» **Supplied data**:

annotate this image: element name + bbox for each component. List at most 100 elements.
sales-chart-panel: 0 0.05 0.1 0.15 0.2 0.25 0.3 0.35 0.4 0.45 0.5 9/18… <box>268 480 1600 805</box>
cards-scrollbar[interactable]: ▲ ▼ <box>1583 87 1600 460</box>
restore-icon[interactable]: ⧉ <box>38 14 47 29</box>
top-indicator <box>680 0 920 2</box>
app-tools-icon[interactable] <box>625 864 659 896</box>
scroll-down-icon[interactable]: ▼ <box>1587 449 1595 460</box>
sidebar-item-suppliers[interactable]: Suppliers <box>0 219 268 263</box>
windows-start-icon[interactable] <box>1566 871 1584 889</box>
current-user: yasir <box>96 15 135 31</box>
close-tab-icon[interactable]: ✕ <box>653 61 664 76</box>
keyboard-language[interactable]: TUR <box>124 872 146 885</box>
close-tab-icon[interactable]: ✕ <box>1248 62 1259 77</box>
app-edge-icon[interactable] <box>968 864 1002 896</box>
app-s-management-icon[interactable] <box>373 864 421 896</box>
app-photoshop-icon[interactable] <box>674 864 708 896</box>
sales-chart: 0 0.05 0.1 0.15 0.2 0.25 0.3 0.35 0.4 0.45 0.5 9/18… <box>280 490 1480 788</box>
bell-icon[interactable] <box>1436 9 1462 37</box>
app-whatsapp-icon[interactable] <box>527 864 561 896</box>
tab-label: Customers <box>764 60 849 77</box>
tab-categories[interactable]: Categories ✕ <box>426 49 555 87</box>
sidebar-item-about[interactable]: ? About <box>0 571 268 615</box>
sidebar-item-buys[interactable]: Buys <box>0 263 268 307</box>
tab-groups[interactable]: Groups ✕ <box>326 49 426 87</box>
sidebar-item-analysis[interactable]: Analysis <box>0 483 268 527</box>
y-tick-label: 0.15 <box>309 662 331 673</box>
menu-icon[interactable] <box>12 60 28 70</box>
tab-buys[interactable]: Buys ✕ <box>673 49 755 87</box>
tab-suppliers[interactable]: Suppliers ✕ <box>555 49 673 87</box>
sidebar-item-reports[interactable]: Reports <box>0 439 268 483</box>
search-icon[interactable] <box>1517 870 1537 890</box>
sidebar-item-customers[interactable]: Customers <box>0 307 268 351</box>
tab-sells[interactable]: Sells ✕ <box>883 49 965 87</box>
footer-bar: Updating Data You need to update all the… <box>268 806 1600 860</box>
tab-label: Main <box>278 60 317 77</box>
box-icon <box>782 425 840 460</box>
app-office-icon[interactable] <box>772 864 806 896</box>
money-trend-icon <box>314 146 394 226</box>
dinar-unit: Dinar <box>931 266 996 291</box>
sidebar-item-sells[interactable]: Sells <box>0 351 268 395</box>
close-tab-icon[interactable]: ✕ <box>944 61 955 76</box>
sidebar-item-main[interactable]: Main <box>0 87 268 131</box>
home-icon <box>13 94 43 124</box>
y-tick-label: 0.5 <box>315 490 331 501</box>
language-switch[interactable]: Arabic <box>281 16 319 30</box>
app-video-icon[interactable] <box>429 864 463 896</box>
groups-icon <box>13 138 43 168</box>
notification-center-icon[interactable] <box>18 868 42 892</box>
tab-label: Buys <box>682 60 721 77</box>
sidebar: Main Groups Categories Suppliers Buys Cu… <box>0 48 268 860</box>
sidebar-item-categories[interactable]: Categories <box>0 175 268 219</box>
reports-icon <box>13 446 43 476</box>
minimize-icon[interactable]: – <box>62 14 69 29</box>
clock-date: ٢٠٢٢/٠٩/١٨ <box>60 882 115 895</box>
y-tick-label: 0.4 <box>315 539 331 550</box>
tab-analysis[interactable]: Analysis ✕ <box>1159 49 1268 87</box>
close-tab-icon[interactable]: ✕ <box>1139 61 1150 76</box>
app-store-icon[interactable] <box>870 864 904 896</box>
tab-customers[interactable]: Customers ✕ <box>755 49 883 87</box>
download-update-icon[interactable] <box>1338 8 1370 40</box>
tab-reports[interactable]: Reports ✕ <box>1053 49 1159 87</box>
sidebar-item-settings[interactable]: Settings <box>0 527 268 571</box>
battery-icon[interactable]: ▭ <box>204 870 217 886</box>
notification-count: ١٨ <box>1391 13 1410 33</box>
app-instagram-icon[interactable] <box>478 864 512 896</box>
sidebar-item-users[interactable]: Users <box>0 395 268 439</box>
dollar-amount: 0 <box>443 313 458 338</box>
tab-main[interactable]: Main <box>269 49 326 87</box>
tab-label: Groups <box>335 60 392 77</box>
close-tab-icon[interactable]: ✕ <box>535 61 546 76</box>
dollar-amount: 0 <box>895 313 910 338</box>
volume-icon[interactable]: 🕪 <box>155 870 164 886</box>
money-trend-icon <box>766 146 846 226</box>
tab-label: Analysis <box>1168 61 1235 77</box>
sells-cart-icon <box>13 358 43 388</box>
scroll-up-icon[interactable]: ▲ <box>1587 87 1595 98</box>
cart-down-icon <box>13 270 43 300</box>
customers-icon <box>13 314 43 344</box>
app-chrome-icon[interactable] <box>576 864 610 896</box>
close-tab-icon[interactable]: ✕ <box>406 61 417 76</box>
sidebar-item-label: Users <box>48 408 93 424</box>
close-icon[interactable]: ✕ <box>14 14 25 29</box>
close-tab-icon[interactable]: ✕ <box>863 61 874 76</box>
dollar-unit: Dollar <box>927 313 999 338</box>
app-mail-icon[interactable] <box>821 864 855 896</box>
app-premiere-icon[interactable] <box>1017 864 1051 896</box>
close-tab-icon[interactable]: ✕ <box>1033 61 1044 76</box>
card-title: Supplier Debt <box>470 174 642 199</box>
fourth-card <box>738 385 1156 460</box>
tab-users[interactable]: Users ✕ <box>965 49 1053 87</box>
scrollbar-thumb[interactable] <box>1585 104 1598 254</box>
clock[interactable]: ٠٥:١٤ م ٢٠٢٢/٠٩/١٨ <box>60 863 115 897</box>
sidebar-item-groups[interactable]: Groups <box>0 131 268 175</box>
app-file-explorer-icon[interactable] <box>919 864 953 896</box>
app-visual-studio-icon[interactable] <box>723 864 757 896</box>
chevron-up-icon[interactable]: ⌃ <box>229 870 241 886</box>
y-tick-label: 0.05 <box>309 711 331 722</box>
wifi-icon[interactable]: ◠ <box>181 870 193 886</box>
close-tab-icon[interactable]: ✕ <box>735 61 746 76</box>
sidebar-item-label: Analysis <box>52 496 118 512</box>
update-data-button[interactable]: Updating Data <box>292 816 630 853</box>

» **Exercise**: Can you convert every line of the listing into a JSON list of strings, with one string per line and blank lines left out?

» **Answer to this exercise**:
[
  "annotate this image: element name + bbox for each component. List at most 100 elements.",
  "sales-chart-panel: 0 0.05 0.1 0.15 0.2 0.25 0.3 0.35 0.4 0.45 0.5 9/18… <box>268 480 1600 805</box>",
  "cards-scrollbar[interactable]: ▲ ▼ <box>1583 87 1600 460</box>",
  "restore-icon[interactable]: ⧉ <box>38 14 47 29</box>",
  "top-indicator <box>680 0 920 2</box>",
  "app-tools-icon[interactable] <box>625 864 659 896</box>",
  "scroll-down-icon[interactable]: ▼ <box>1587 449 1595 460</box>",
  "sidebar-item-suppliers[interactable]: Suppliers <box>0 219 268 263</box>",
  "windows-start-icon[interactable] <box>1566 871 1584 889</box>",
  "current-user: yasir <box>96 15 135 31</box>",
  "close-tab-icon[interactable]: ✕ <box>653 61 664 76</box>",
  "keyboard-language[interactable]: TUR <box>124 872 146 885</box>",
  "close-tab-icon[interactable]: ✕ <box>1248 62 1259 77</box>",
  "app-edge-icon[interactable] <box>968 864 1002 896</box>",
  "app-s-management-icon[interactable] <box>373 864 421 896</box>",
  "app-photoshop-icon[interactable] <box>674 864 708 896</box>",
  "sales-chart: 0 0.05 0.1 0.15 0.2 0.25 0.3 0.35 0.4 0.45 0.5 9/18… <box>280 490 1480 788</box>",
  "bell-icon[interactable] <box>1436 9 1462 37</box>",
  "app-whatsapp-icon[interactable] <box>527 864 561 896</box>",
  "tab-label: Customers <box>764 60 849 77</box>",
  "tab-categories[interactable]: Categories ✕ <box>426 49 555 87</box>",
  "sidebar-item-about[interactable]: ? About <box>0 571 268 615</box>",
  "sidebar-item-buys[interactable]: Buys <box>0 263 268 307</box>",
  "tab-groups[interactable]: Groups ✕ <box>326 49 426 87</box>",
  "sidebar-item-analysis[interactable]: Analysis <box>0 483 268 527</box>",
  "y-tick-label: 0.15 <box>309 662 331 673</box>",
  "menu-icon[interactable] <box>12 60 28 70</box>",
  "tab-buys[interactable]: Buys ✕ <box>673 49 755 87</box>",
  "tab-suppliers[interactable]: Suppliers ✕ <box>555 49 673 87</box>",
  "sidebar-item-reports[interactable]: Reports <box>0 439 268 483</box>",
  "search-icon[interactable] <box>1517 870 1537 890</box>",
  "sidebar-item-customers[interactable]: Customers <box>0 307 268 351</box>",
  "tab-sells[interactable]: Sells ✕ <box>883 49 965 87</box>",
  "footer-bar: Updating Data You need to update all the… <box>268 806 1600 860</box>",
  "tab-label: Main <box>278 60 317 77</box>",
  "box-icon <box>782 425 840 460</box>",
  "app-office-icon[interactable] <box>772 864 806 896</box>",
  "money-trend-icon <box>314 146 394 226</box>",
  "dinar-unit: Dinar <box>931 266 996 291</box>",
  "sidebar-item-sells[interactable]: Sells <box>0 351 268 395</box>",
  "close-tab-icon[interactable]: ✕ <box>944 61 955 76</box>",
  "sidebar-item-main[interactable]: Main <box>0 87 268 131</box>",
  "home-icon <box>13 94 43 124</box>",
  "y-tick-label: 0.5 <box>315 490 331 501</box>",
  "language-switch[interactable]: Arabic <box>281 16 319 30</box>",
  "app-video-icon[interactable] <box>429 864 463 896</box>",
  "groups-icon <box>13 138 43 168</box>",
  "notification-center-icon[interactable] <box>18 868 42 892</box>",
  "tab-label: Buys <box>682 60 721 77</box>",
  "sidebar: Main Groups Categories Suppliers Buys Cu… <box>0 48 268 860</box>",
  "sidebar-item-categories[interactable]: Categories <box>0 175 268 219</box>",
  "reports-icon <box>13 446 43 476</box>",
  "minimize-icon[interactable]: – <box>62 14 69 29</box>",
  "clock-date: ٢٠٢٢/٠٩/١٨ <box>60 882 115 895</box>",
  "y-tick-label: 0.4 <box>315 539 331 550</box>",
  "tab-analysis[interactable]: Analysis ✕ <box>1159 49 1268 87</box>",
  "close-tab-icon[interactable]: ✕ <box>1139 61 1150 76</box>",
  "app-store-icon[interactable] <box>870 864 904 896</box>",
  "tab-customers[interactable]: Customers ✕ <box>755 49 883 87</box>",
  "download-update-icon[interactable] <box>1338 8 1370 40</box>",
  "tab-reports[interactable]: Reports ✕ <box>1053 49 1159 87</box>",
  "sidebar-item-settings[interactable]: Settings <box>0 527 268 571</box>",
  "battery-icon[interactable]: ▭ <box>204 870 217 886</box>",
  "notification-count: ١٨ <box>1391 13 1410 33</box>",
  "app-instagram-icon[interactable] <box>478 864 512 896</box>",
  "sidebar-item-users[interactable]: Users <box>0 395 268 439</box>",
  "dollar-amount: 0 <box>443 313 458 338</box>",
  "tab-main[interactable]: Main <box>269 49 326 87</box>",
  "tab-label: Groups <box>335 60 392 77</box>",
  "close-tab-icon[interactable]: ✕ <box>535 61 546 76</box>",
  "dollar-amount: 0 <box>895 313 910 338</box>",
  "volume-icon[interactable]: 🕪 <box>155 870 164 886</box>",
  "money-trend-icon <box>766 146 846 226</box>",
  "tab-label: Analysis <box>1168 61 1235 77</box>",
  "sells-cart-icon <box>13 358 43 388</box>",
  "scroll-up-icon[interactable]: ▲ <box>1587 87 1595 98</box>",
  "cart-down-icon <box>13 270 43 300</box>",
  "customers-icon <box>13 314 43 344</box>",
  "app-chrome-icon[interactable] <box>576 864 610 896</box>",
  "close-tab-icon[interactable]: ✕ <box>406 61 417 76</box>",
  "sidebar-item-label: Users <box>48 408 93 424</box>",
  "close-icon[interactable]: ✕ <box>14 14 25 29</box>",
  "close-tab-icon[interactable]: ✕ <box>863 61 874 76</box>",
  "dollar-unit: Dollar <box>927 313 999 338</box>",
  "app-mail-icon[interactable] <box>821 864 855 896</box>",
  "app-premiere-icon[interactable] <box>1017 864 1051 896</box>",
  "close-tab-icon[interactable]: ✕ <box>1033 61 1044 76</box>",
  "card-title: Supplier Debt <box>470 174 642 199</box>",
  "fourth-card <box>738 385 1156 460</box>",
  "tab-users[interactable]: Users ✕ <box>965 49 1053 87</box>",
  "scrollbar-thumb[interactable] <box>1585 104 1598 254</box>",
  "clock[interactable]: ٠٥:١٤ م ٢٠٢٢/٠٩/١٨ <box>60 863 115 897</box>",
  "sidebar-item-groups[interactable]: Groups <box>0 131 268 175</box>",
  "app-file-explorer-icon[interactable] <box>919 864 953 896</box>",
  "app-visual-studio-icon[interactable] <box>723 864 757 896</box>",
  "chevron-up-icon[interactable]: ⌃ <box>229 870 241 886</box>",
  "y-tick-label: 0.05 <box>309 711 331 722</box>",
  "wifi-icon[interactable]: ◠ <box>181 870 193 886</box>",
  "close-tab-icon[interactable]: ✕ <box>735 61 746 76</box>",
  "sidebar-item-label: Analysis <box>52 496 118 512</box>",
  "update-data-button[interactable]: Updating Data <box>292 816 630 853</box>"
]